-- EXERCISE SET --
(1) Answer these questions using the bookstore passage:
(a) How much did the narrator pay for the book?
(b) What two things does the narrator say they care about?
(c) How did the narrator react to the lady's worried glance?
(2) For each statement, say whether it agrees with the bookstore passage, and quote the words that decide it.
(a) The narrator says they currently have depression.
(b) The book the narrator picked up was a New York Times Bestseller.
(c) The narrator describes their future plans as clearly defined.
(3) Duplicate the bookstore passage between "A lady passed" and "destruct all distraction.", inclusive.

------ EXTRACTED TEXT ------

I came to the bookstore to find Happiness. I went straight to the self-improvement isle and began searching, looking for an answer to my multitude of problems. I immediately felt like crying. My heart was like the new kid in school who sits at lunch by himself, waiting for friendship to find him. I wanted a title to reach out and grab my hand. Everything sounded cliché: Happiness NOW!, 7 Ways to Satisfaction, etc.... I felt like I was seeking immediate gratification. And I'm not. I want to restructure my life, but I need a little direction. I want to organize my feelings so that I don't continue to to get jumbled up in my emotions and lose sight of my goals again. I always seem to lose focus and forget why and what I'm doing.
I slowed down. I touched the titles with my fingertips. I read the synopses and I opened my mind. In the calm bookstore I bursted, "I'm not crazy!"
A lady passed by the isle and took a worried glance at me. I laughed.
I don't have anger issues or depression for the time being, but I am confused. I've lost direction and don't care about what I'm doing (school, reading, writing etc.) because I don't know why I'm doing it. My future plans are non-existent.
What I do care about is making my Dad proud and maintaining the reputation I have in my family's eyes. I don't feel it's possible to be smart. I feel rushed, like it's never going to happen. I have too many other things going on to actually lock myself in a room and read or study. There are too many other distractions and mobile desires I want to satisfy. I need to destruct all distraction.
I picked up 'Emotional Alchemy.' It was a nice title. It uses Buddhist thought to get the "mind to heal the heart." It was a New York Times Bestseller, that's always a plus, and it looked doable. I bought my self-therapy for 15 bucks. I'll update you on how it works out.

------ EXTRACTED DATA ------

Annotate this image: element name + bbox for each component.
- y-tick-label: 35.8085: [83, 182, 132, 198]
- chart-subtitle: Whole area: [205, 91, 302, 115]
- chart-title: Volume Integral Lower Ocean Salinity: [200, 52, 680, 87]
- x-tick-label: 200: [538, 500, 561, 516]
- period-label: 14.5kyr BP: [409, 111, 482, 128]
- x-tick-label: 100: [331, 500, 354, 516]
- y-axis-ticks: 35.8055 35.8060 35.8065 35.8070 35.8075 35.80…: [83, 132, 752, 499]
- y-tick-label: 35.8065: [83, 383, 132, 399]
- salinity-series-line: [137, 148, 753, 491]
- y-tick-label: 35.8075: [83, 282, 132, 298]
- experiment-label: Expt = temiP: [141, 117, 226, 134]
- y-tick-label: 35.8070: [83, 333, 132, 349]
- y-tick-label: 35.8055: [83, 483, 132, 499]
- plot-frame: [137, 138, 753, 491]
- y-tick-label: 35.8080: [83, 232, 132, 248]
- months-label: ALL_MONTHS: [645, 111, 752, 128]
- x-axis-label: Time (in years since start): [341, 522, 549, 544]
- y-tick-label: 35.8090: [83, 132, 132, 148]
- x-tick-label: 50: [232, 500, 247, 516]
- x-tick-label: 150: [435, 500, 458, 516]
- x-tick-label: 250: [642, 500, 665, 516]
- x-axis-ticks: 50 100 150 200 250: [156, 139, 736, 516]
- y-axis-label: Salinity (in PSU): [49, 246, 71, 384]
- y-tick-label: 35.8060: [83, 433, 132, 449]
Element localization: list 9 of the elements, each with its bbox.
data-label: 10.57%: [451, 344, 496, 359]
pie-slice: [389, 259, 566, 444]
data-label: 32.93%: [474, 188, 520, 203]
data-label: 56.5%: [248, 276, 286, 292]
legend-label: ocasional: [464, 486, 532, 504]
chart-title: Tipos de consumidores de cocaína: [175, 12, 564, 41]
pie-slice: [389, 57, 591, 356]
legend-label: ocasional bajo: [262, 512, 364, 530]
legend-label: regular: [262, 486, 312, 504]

------

-- WRITTEN RESPONSES --
(1)
(a) 15 bucks.
(b) Making their Dad proud and maintaining the reputation they have in their family's eyes.
(c) The narrator laughed.

(2)
(a) No: "I don't have anger issues or depression for the time being"
(b) Yes: "It was a New York Times Bestseller"
(c) No: "My future plans are non-existent."

(3)
A lady passed by the isle and took a worried glance at me. I laughed.
I don't have anger issues or depression for the time being, but I am confused. I've lost direction and don't care about what I'm doing (school, reading, writing etc.) because I don't know why I'm doing it. My future plans are non-existent.
What I do care about is making my Dad proud and maintaining the reputation I have in my family's eyes. I don't feel it's possible to be smart. I feel rushed, like it's never going to happen. I have too many other things going on to actually lock myself in a room and read or study. There are too many other distractions and mobile desires I want to satisfy. I need to destruct all distraction.